[START Data section]

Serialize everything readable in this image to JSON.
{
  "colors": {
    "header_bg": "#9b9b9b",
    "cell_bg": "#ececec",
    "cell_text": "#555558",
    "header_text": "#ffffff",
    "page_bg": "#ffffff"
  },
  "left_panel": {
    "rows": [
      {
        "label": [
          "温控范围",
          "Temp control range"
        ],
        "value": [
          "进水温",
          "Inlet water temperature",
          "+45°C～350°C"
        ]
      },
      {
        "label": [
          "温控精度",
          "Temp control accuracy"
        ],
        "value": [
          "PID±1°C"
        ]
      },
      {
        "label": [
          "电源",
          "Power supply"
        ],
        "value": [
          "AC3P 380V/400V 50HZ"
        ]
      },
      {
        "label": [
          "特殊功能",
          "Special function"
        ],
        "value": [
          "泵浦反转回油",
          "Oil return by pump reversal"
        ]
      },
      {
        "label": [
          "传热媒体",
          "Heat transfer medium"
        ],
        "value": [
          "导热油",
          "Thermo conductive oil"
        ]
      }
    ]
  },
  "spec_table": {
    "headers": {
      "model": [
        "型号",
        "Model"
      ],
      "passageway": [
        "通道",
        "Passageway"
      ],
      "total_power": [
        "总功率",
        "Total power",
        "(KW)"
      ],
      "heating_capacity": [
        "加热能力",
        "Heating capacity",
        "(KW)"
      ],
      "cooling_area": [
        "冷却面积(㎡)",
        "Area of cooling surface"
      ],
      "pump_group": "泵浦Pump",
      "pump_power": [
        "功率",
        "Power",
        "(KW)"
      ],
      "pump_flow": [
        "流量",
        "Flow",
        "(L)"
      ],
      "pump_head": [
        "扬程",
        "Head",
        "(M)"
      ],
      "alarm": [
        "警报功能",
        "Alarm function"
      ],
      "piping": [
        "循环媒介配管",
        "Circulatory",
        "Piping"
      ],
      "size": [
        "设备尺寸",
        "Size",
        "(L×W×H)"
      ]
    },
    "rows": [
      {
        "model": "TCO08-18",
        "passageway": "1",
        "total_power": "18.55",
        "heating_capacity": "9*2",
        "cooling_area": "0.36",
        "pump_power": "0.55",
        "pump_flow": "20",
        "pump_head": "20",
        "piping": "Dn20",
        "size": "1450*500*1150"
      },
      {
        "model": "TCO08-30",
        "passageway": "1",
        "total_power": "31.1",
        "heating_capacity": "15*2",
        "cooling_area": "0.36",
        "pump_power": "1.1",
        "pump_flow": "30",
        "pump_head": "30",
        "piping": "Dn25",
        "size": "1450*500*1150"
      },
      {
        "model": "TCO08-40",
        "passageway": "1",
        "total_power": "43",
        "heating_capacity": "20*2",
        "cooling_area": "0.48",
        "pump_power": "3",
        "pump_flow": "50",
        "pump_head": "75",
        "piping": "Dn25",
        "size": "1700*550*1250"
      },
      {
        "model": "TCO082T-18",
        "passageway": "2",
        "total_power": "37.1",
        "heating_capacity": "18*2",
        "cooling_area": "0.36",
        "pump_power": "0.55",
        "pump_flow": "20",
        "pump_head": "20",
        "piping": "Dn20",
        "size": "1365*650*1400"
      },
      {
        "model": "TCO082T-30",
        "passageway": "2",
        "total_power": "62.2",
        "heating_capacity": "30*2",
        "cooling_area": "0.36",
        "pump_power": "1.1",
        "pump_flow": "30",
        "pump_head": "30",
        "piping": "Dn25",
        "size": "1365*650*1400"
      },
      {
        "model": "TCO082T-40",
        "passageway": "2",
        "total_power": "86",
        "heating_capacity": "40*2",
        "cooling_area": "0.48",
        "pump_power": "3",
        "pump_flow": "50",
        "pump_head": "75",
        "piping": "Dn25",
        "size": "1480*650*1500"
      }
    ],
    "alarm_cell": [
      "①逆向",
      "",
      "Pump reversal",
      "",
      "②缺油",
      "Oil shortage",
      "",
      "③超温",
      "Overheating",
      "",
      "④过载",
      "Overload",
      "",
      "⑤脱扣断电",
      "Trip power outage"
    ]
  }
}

[END Data section]

Provide an exact reproduction of all the entries shown above.

### Solution
Serialize everything readable in this image to JSON.
{
  "colors": {
    "header_bg": "#9b9b9b",
    "cell_bg": "#ececec",
    "cell_text": "#555558",
    "header_text": "#ffffff",
    "page_bg": "#ffffff"
  },
  "left_panel": {
    "rows": [
      {
        "label": [
          "温控范围",
          "Temp control range"
        ],
        "value": [
          "进水温",
          "Inlet water temperature",
          "+45°C～350°C"
        ]
      },
      {
        "label": [
          "温控精度",
          "Temp control accuracy"
        ],
        "value": [
          "PID±1°C"
        ]
      },
      {
        "label": [
          "电源",
          "Power supply"
        ],
        "value": [
          "AC3P 380V/400V 50HZ"
        ]
      },
      {
        "label": [
          "特殊功能",
          "Special function"
        ],
        "value": [
          "泵浦反转回油",
          "Oil return by pump reversal"
        ]
      },
      {
        "label": [
          "传热媒体",
          "Heat transfer medium"
        ],
        "value": [
          "导热油",
          "Thermo conductive oil"
        ]
      }
    ]
  },
  "spec_table": {
    "headers": {
      "model": [
        "型号",
        "Model"
      ],
      "passageway": [
        "通道",
        "Passageway"
      ],
      "total_power": [
        "总功率",
        "Total power",
        "(KW)"
      ],
      "heating_capacity": [
        "加热能力",
        "Heating capacity",
        "(KW)"
      ],
      "cooling_area": [
        "冷却面积(㎡)",
        "Area of cooling surface"
      ],
      "pump_group": "泵浦Pump",
      "pump_power": [
        "功率",
        "Power",
        "(KW)"
      ],
      "pump_flow": [
        "流量",
        "Flow",
        "(L)"
      ],
      "pump_head": [
        "扬程",
        "Head",
        "(M)"
      ],
      "alarm": [
        "警报功能",
        "Alarm function"
      ],
      "piping": [
        "循环媒介配管",
        "Circulatory",
        "Piping"
      ],
      "size": [
        "设备尺寸",
        "Size",
        "(L×W×H)"
      ]
    },
    "rows": [
      {
        "model": "TCO08-18",
        "passageway": "1",
        "total_power": "18.55",
        "heating_capacity": "9*2",
        "cooling_area": "0.36",
        "pump_power": "0.55",
        "pump_flow": "20",
        "pump_head": "20",
        "piping": "Dn20",
        "size": "1450*500*1150"
      },
      {
        "model": "TCO08-30",
        "passageway": "1",
        "total_power": "31.1",
        "heating_capacity": "15*2",
        "cooling_area": "0.36",
        "pump_power": "1.1",
        "pump_flow": "30",
        "pump_head": "30",
        "piping": "Dn25",
        "size": "1450*500*1150"
      },
      {
        "model": "TCO08-40",
        "passageway": "1",
        "total_power": "43",
        "heating_capacity": "20*2",
        "cooling_area": "0.48",
        "pump_power": "3",
        "pump_flow": "50",
        "pump_head": "75",
        "piping": "Dn25",
        "size": "1700*550*1250"
      },
      {
        "model": "TCO082T-18",
        "passageway": "2",
        "total_power": "37.1",
        "heating_capacity": "18*2",
        "cooling_area": "0.36",
        "pump_power": "0.55",
        "pump_flow": "20",
        "pump_head": "20",
        "piping": "Dn20",
        "size": "1365*650*1400"
      },
      {
        "model": "TCO082T-30",
        "passageway": "2",
        "total_power": "62.2",
        "heating_capacity": "30*2",
        "cooling_area": "0.36",
        "pump_power": "1.1",
        "pump_flow": "30",
        "pump_head": "30",
        "piping": "Dn25",
        "size": "1365*650*1400"
      },
      {
        "model": "TCO082T-40",
        "passageway": "2",
        "total_power": "86",
        "heating_capacity": "40*2",
        "cooling_area": "0.48",
        "pump_power": "3",
        "pump_flow": "50",
        "pump_head": "75",
        "piping": "Dn25",
        "size": "1480*650*1500"
      }
    ],
    "alarm_cell": [
      "①逆向",
      "",
      "Pump reversal",
      "",
      "②缺油",
      "Oil shortage",
      "",
      "③超温",
      "Overheating",
      "",
      "④过载",
      "Overload",
      "",
      "⑤脱扣断电",
      "Trip power outage"
    ]
  }
}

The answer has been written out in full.